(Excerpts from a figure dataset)
------------------------------------------------------------
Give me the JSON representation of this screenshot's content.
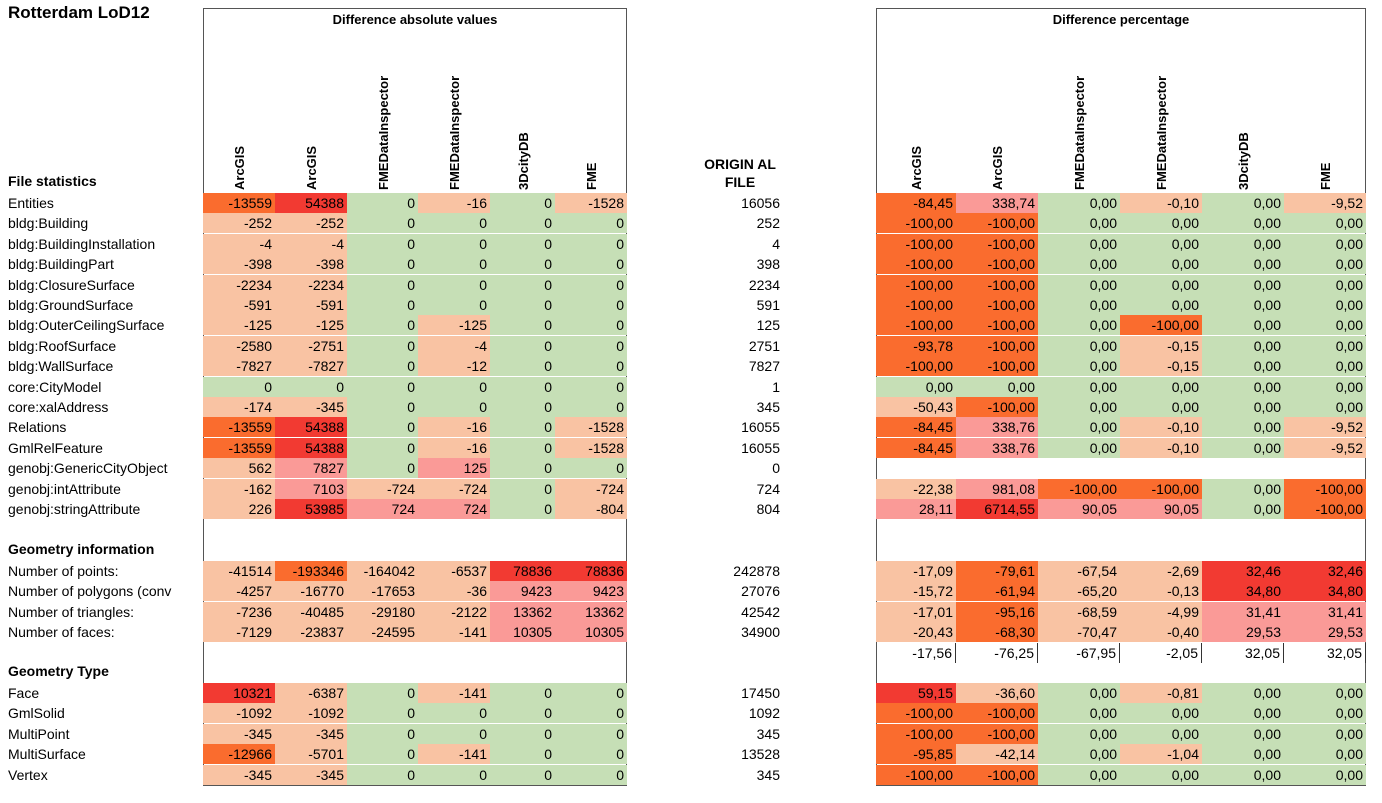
{
  "title": "Rotterdam LoD12",
  "left_table": {
    "group_title": "Difference absolute values",
    "columns": [
      "ArcGIS",
      "ArcGIS",
      "FMEDataInspector",
      "FMEDataInspector",
      "3DcityDB",
      "FME"
    ]
  },
  "right_table": {
    "group_title": "Difference percentage",
    "columns": [
      "ArcGIS",
      "ArcGIS",
      "FMEDataInspector",
      "FMEDataInspector",
      "3DcityDB",
      "FME"
    ]
  },
  "original_header": "ORIGIN AL FILE",
  "colors": {
    "green": "#c6dfb6",
    "light": "#f9c3a3",
    "orange": "#fa6c2e",
    "red": "#f23a32",
    "pink": "#fa9a97"
  },
  "sections": [
    {
      "title": "File statistics",
      "rows": [
        {
          "label": "Entities",
          "abs": [
            "-13559",
            "54388",
            "0",
            "-16",
            "0",
            "-1528"
          ],
          "absc": [
            "o",
            "r",
            "g",
            "l",
            "g",
            "l"
          ],
          "orig": "16056",
          "pct": [
            "-84,45",
            "338,74",
            "0,00",
            "-0,10",
            "0,00",
            "-9,52"
          ],
          "pctc": [
            "o",
            "p",
            "g",
            "l",
            "g",
            "l"
          ]
        },
        {
          "label": "bldg:Building",
          "abs": [
            "-252",
            "-252",
            "0",
            "0",
            "0",
            "0"
          ],
          "absc": [
            "l",
            "l",
            "g",
            "g",
            "g",
            "g"
          ],
          "orig": "252",
          "pct": [
            "-100,00",
            "-100,00",
            "0,00",
            "0,00",
            "0,00",
            "0,00"
          ],
          "pctc": [
            "o",
            "o",
            "g",
            "g",
            "g",
            "g"
          ]
        },
        {
          "label": "bldg:BuildingInstallation",
          "abs": [
            "-4",
            "-4",
            "0",
            "0",
            "0",
            "0"
          ],
          "absc": [
            "l",
            "l",
            "g",
            "g",
            "g",
            "g"
          ],
          "orig": "4",
          "pct": [
            "-100,00",
            "-100,00",
            "0,00",
            "0,00",
            "0,00",
            "0,00"
          ],
          "pctc": [
            "o",
            "o",
            "g",
            "g",
            "g",
            "g"
          ]
        },
        {
          "label": "bldg:BuildingPart",
          "abs": [
            "-398",
            "-398",
            "0",
            "0",
            "0",
            "0"
          ],
          "absc": [
            "l",
            "l",
            "g",
            "g",
            "g",
            "g"
          ],
          "orig": "398",
          "pct": [
            "-100,00",
            "-100,00",
            "0,00",
            "0,00",
            "0,00",
            "0,00"
          ],
          "pctc": [
            "o",
            "o",
            "g",
            "g",
            "g",
            "g"
          ]
        },
        {
          "label": "bldg:ClosureSurface",
          "abs": [
            "-2234",
            "-2234",
            "0",
            "0",
            "0",
            "0"
          ],
          "absc": [
            "l",
            "l",
            "g",
            "g",
            "g",
            "g"
          ],
          "orig": "2234",
          "pct": [
            "-100,00",
            "-100,00",
            "0,00",
            "0,00",
            "0,00",
            "0,00"
          ],
          "pctc": [
            "o",
            "o",
            "g",
            "g",
            "g",
            "g"
          ]
        },
        {
          "label": "bldg:GroundSurface",
          "abs": [
            "-591",
            "-591",
            "0",
            "0",
            "0",
            "0"
          ],
          "absc": [
            "l",
            "l",
            "g",
            "g",
            "g",
            "g"
          ],
          "orig": "591",
          "pct": [
            "-100,00",
            "-100,00",
            "0,00",
            "0,00",
            "0,00",
            "0,00"
          ],
          "pctc": [
            "o",
            "o",
            "g",
            "g",
            "g",
            "g"
          ]
        },
        {
          "label": "bldg:OuterCeilingSurface",
          "abs": [
            "-125",
            "-125",
            "0",
            "-125",
            "0",
            "0"
          ],
          "absc": [
            "l",
            "l",
            "g",
            "l",
            "g",
            "g"
          ],
          "orig": "125",
          "pct": [
            "-100,00",
            "-100,00",
            "0,00",
            "-100,00",
            "0,00",
            "0,00"
          ],
          "pctc": [
            "o",
            "o",
            "g",
            "o",
            "g",
            "g"
          ]
        },
        {
          "label": "bldg:RoofSurface",
          "abs": [
            "-2580",
            "-2751",
            "0",
            "-4",
            "0",
            "0"
          ],
          "absc": [
            "l",
            "l",
            "g",
            "l",
            "g",
            "g"
          ],
          "orig": "2751",
          "pct": [
            "-93,78",
            "-100,00",
            "0,00",
            "-0,15",
            "0,00",
            "0,00"
          ],
          "pctc": [
            "o",
            "o",
            "g",
            "l",
            "g",
            "g"
          ]
        },
        {
          "label": "bldg:WallSurface",
          "abs": [
            "-7827",
            "-7827",
            "0",
            "-12",
            "0",
            "0"
          ],
          "absc": [
            "l",
            "l",
            "g",
            "l",
            "g",
            "g"
          ],
          "orig": "7827",
          "pct": [
            "-100,00",
            "-100,00",
            "0,00",
            "-0,15",
            "0,00",
            "0,00"
          ],
          "pctc": [
            "o",
            "o",
            "g",
            "l",
            "g",
            "g"
          ]
        },
        {
          "label": "core:CityModel",
          "abs": [
            "0",
            "0",
            "0",
            "0",
            "0",
            "0"
          ],
          "absc": [
            "g",
            "g",
            "g",
            "g",
            "g",
            "g"
          ],
          "orig": "1",
          "pct": [
            "0,00",
            "0,00",
            "0,00",
            "0,00",
            "0,00",
            "0,00"
          ],
          "pctc": [
            "g",
            "g",
            "g",
            "g",
            "g",
            "g"
          ]
        },
        {
          "label": "core:xalAddress",
          "abs": [
            "-174",
            "-345",
            "0",
            "0",
            "0",
            "0"
          ],
          "absc": [
            "l",
            "l",
            "g",
            "g",
            "g",
            "g"
          ],
          "orig": "345",
          "pct": [
            "-50,43",
            "-100,00",
            "0,00",
            "0,00",
            "0,00",
            "0,00"
          ],
          "pctc": [
            "l",
            "o",
            "g",
            "g",
            "g",
            "g"
          ]
        },
        {
          "label": "Relations",
          "abs": [
            "-13559",
            "54388",
            "0",
            "-16",
            "0",
            "-1528"
          ],
          "absc": [
            "o",
            "r",
            "g",
            "l",
            "g",
            "l"
          ],
          "orig": "16055",
          "pct": [
            "-84,45",
            "338,76",
            "0,00",
            "-0,10",
            "0,00",
            "-9,52"
          ],
          "pctc": [
            "o",
            "p",
            "g",
            "l",
            "g",
            "l"
          ]
        },
        {
          "label": "GmlRelFeature",
          "abs": [
            "-13559",
            "54388",
            "0",
            "-16",
            "0",
            "-1528"
          ],
          "absc": [
            "o",
            "r",
            "g",
            "l",
            "g",
            "l"
          ],
          "orig": "16055",
          "pct": [
            "-84,45",
            "338,76",
            "0,00",
            "-0,10",
            "0,00",
            "-9,52"
          ],
          "pctc": [
            "o",
            "p",
            "g",
            "l",
            "g",
            "l"
          ]
        },
        {
          "label": "genobj:GenericCityObject",
          "abs": [
            "562",
            "7827",
            "0",
            "125",
            "0",
            "0"
          ],
          "absc": [
            "l",
            "p",
            "g",
            "p",
            "g",
            "g"
          ],
          "orig": "0",
          "pct": [
            "",
            "",
            "",
            "",
            "",
            ""
          ],
          "pctc": [
            "w",
            "w",
            "w",
            "w",
            "w",
            "w"
          ]
        },
        {
          "label": "genobj:intAttribute",
          "abs": [
            "-162",
            "7103",
            "-724",
            "-724",
            "0",
            "-724"
          ],
          "absc": [
            "l",
            "p",
            "l",
            "l",
            "g",
            "l"
          ],
          "orig": "724",
          "pct": [
            "-22,38",
            "981,08",
            "-100,00",
            "-100,00",
            "0,00",
            "-100,00"
          ],
          "pctc": [
            "l",
            "p",
            "o",
            "o",
            "g",
            "o"
          ]
        },
        {
          "label": "genobj:stringAttribute",
          "abs": [
            "226",
            "53985",
            "724",
            "724",
            "0",
            "-804"
          ],
          "absc": [
            "l",
            "r",
            "p",
            "p",
            "g",
            "l"
          ],
          "orig": "804",
          "pct": [
            "28,11",
            "6714,55",
            "90,05",
            "90,05",
            "0,00",
            "-100,00"
          ],
          "pctc": [
            "p",
            "r",
            "p",
            "p",
            "g",
            "o"
          ]
        }
      ]
    },
    {
      "title": "Geometry information",
      "rows": [
        {
          "label": "Number of points:",
          "abs": [
            "-41514",
            "-193346",
            "-164042",
            "-6537",
            "78836",
            "78836"
          ],
          "absc": [
            "l",
            "o",
            "l",
            "l",
            "r",
            "r"
          ],
          "orig": "242878",
          "pct": [
            "-17,09",
            "-79,61",
            "-67,54",
            "-2,69",
            "32,46",
            "32,46"
          ],
          "pctc": [
            "l",
            "o",
            "l",
            "l",
            "r",
            "r"
          ]
        },
        {
          "label": "Number of polygons (conv",
          "abs": [
            "-4257",
            "-16770",
            "-17653",
            "-36",
            "9423",
            "9423"
          ],
          "absc": [
            "l",
            "l",
            "l",
            "l",
            "p",
            "p"
          ],
          "orig": "27076",
          "pct": [
            "-15,72",
            "-61,94",
            "-65,20",
            "-0,13",
            "34,80",
            "34,80"
          ],
          "pctc": [
            "l",
            "o",
            "l",
            "l",
            "r",
            "r"
          ]
        },
        {
          "label": "Number of triangles:",
          "abs": [
            "-7236",
            "-40485",
            "-29180",
            "-2122",
            "13362",
            "13362"
          ],
          "absc": [
            "l",
            "l",
            "l",
            "l",
            "p",
            "p"
          ],
          "orig": "42542",
          "pct": [
            "-17,01",
            "-95,16",
            "-68,59",
            "-4,99",
            "31,41",
            "31,41"
          ],
          "pctc": [
            "l",
            "o",
            "l",
            "l",
            "p",
            "p"
          ]
        },
        {
          "label": "Number of faces:",
          "abs": [
            "-7129",
            "-23837",
            "-24595",
            "-141",
            "10305",
            "10305"
          ],
          "absc": [
            "l",
            "l",
            "l",
            "l",
            "p",
            "p"
          ],
          "orig": "34900",
          "pct": [
            "-20,43",
            "-68,30",
            "-70,47",
            "-0,40",
            "29,53",
            "29,53"
          ],
          "pctc": [
            "l",
            "o",
            "l",
            "l",
            "p",
            "p"
          ]
        }
      ]
    },
    {
      "title": "Geometry Type",
      "rows": [
        {
          "label": "Face",
          "abs": [
            "10321",
            "-6387",
            "0",
            "-141",
            "0",
            "0"
          ],
          "absc": [
            "r",
            "l",
            "g",
            "l",
            "g",
            "g"
          ],
          "orig": "17450",
          "pct": [
            "59,15",
            "-36,60",
            "0,00",
            "-0,81",
            "0,00",
            "0,00"
          ],
          "pctc": [
            "r",
            "l",
            "g",
            "l",
            "g",
            "g"
          ]
        },
        {
          "label": "GmlSolid",
          "abs": [
            "-1092",
            "-1092",
            "0",
            "0",
            "0",
            "0"
          ],
          "absc": [
            "l",
            "l",
            "g",
            "g",
            "g",
            "g"
          ],
          "orig": "1092",
          "pct": [
            "-100,00",
            "-100,00",
            "0,00",
            "0,00",
            "0,00",
            "0,00"
          ],
          "pctc": [
            "o",
            "o",
            "g",
            "g",
            "g",
            "g"
          ]
        },
        {
          "label": "MultiPoint",
          "abs": [
            "-345",
            "-345",
            "0",
            "0",
            "0",
            "0"
          ],
          "absc": [
            "l",
            "l",
            "g",
            "g",
            "g",
            "g"
          ],
          "orig": "345",
          "pct": [
            "-100,00",
            "-100,00",
            "0,00",
            "0,00",
            "0,00",
            "0,00"
          ],
          "pctc": [
            "o",
            "o",
            "g",
            "g",
            "g",
            "g"
          ]
        },
        {
          "label": "MultiSurface",
          "abs": [
            "-12966",
            "-5701",
            "0",
            "-141",
            "0",
            "0"
          ],
          "absc": [
            "o",
            "l",
            "g",
            "l",
            "g",
            "g"
          ],
          "orig": "13528",
          "pct": [
            "-95,85",
            "-42,14",
            "0,00",
            "-1,04",
            "0,00",
            "0,00"
          ],
          "pctc": [
            "o",
            "l",
            "g",
            "l",
            "g",
            "g"
          ]
        },
        {
          "label": "Vertex",
          "abs": [
            "-345",
            "-345",
            "0",
            "0",
            "0",
            "0"
          ],
          "absc": [
            "l",
            "l",
            "g",
            "g",
            "g",
            "g"
          ],
          "orig": "345",
          "pct": [
            "-100,00",
            "-100,00",
            "0,00",
            "0,00",
            "0,00",
            "0,00"
          ],
          "pctc": [
            "o",
            "o",
            "g",
            "g",
            "g",
            "g"
          ]
        }
      ]
    }
  ],
  "averages": [
    "-17,56",
    "-76,25",
    "-67,95",
    "-2,05",
    "32,05",
    "32,05"
  ]
}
------------------------------------------------------------
▶ [Objective]: Go through the records. Copy each line where "Geometry" appears.

▶ [Task solution]:
      "title": "Geometry information",
      "title": "Geometry Type",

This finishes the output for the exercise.